• [Data for processing]

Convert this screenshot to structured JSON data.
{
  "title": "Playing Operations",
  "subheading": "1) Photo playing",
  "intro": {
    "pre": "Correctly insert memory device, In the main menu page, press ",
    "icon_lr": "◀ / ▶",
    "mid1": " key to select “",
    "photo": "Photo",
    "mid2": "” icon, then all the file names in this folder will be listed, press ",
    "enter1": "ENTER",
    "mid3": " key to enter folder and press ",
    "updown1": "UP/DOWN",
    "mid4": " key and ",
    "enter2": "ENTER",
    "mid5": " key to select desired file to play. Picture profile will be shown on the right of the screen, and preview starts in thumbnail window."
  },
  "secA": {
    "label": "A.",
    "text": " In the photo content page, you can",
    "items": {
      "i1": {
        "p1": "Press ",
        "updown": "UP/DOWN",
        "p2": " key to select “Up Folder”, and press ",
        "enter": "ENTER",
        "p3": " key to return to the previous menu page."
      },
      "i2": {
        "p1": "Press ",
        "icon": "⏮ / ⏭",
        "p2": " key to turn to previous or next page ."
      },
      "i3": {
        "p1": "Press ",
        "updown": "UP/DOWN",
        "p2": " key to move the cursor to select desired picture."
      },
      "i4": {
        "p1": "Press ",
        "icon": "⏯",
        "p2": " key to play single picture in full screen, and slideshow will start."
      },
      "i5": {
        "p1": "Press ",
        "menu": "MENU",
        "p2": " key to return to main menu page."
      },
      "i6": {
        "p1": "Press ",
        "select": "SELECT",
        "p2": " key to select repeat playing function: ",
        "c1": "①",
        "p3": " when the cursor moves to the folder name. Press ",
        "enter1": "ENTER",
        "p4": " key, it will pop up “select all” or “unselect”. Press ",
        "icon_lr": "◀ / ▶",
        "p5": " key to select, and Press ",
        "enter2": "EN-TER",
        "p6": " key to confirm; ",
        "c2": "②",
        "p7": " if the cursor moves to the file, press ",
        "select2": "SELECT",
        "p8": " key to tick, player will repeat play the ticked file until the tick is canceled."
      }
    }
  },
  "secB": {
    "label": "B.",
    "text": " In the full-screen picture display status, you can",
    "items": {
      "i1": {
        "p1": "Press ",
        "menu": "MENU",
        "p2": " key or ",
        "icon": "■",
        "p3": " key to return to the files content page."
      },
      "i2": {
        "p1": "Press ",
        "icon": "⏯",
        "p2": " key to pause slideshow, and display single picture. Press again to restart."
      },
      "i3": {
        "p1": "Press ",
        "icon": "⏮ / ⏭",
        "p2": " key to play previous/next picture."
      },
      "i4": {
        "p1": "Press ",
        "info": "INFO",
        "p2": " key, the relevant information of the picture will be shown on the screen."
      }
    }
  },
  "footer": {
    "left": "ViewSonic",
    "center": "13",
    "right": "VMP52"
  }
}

• [The exercise] Please set down the whole listing above without altering a single line.

• [Answer below]
Convert this screenshot to structured JSON data.
{
  "title": "Playing Operations",
  "subheading": "1) Photo playing",
  "intro": {
    "pre": "Correctly insert memory device, In the main menu page, press ",
    "icon_lr": "◀ / ▶",
    "mid1": " key to select “",
    "photo": "Photo",
    "mid2": "” icon, then all the file names in this folder will be listed, press ",
    "enter1": "ENTER",
    "mid3": " key to enter folder and press ",
    "updown1": "UP/DOWN",
    "mid4": " key and ",
    "enter2": "ENTER",
    "mid5": " key to select desired file to play. Picture profile will be shown on the right of the screen, and preview starts in thumbnail window."
  },
  "secA": {
    "label": "A.",
    "text": " In the photo content page, you can",
    "items": {
      "i1": {
        "p1": "Press ",
        "updown": "UP/DOWN",
        "p2": " key to select “Up Folder”, and press ",
        "enter": "ENTER",
        "p3": " key to return to the previous menu page."
      },
      "i2": {
        "p1": "Press ",
        "icon": "⏮ / ⏭",
        "p2": " key to turn to previous or next page ."
      },
      "i3": {
        "p1": "Press ",
        "updown": "UP/DOWN",
        "p2": " key to move the cursor to select desired picture."
      },
      "i4": {
        "p1": "Press ",
        "icon": "⏯",
        "p2": " key to play single picture in full screen, and slideshow will start."
      },
      "i5": {
        "p1": "Press ",
        "menu": "MENU",
        "p2": " key to return to main menu page."
      },
      "i6": {
        "p1": "Press ",
        "select": "SELECT",
        "p2": " key to select repeat playing function: ",
        "c1": "①",
        "p3": " when the cursor moves to the folder name. Press ",
        "enter1": "ENTER",
        "p4": " key, it will pop up “select all” or “unselect”. Press ",
        "icon_lr": "◀ / ▶",
        "p5": " key to select, and Press ",
        "enter2": "EN-TER",
        "p6": " key to confirm; ",
        "c2": "②",
        "p7": " if the cursor moves to the file, press ",
        "select2": "SELECT",
        "p8": " key to tick, player will repeat play the ticked file until the tick is canceled."
      }
    }
  },
  "secB": {
    "label": "B.",
    "text": " In the full-screen picture display status, you can",
    "items": {
      "i1": {
        "p1": "Press ",
        "menu": "MENU",
        "p2": " key or ",
        "icon": "■",
        "p3": " key to return to the files content page."
      },
      "i2": {
        "p1": "Press ",
        "icon": "⏯",
        "p2": " key to pause slideshow, and display single picture. Press again to restart."
      },
      "i3": {
        "p1": "Press ",
        "icon": "⏮ / ⏭",
        "p2": " key to play previous/next picture."
      },
      "i4": {
        "p1": "Press ",
        "info": "INFO",
        "p2": " key, the relevant information of the picture will be shown on the screen."
      }
    }
  },
  "footer": {
    "left": "ViewSonic",
    "center": "13",
    "right": "VMP52"
  }
}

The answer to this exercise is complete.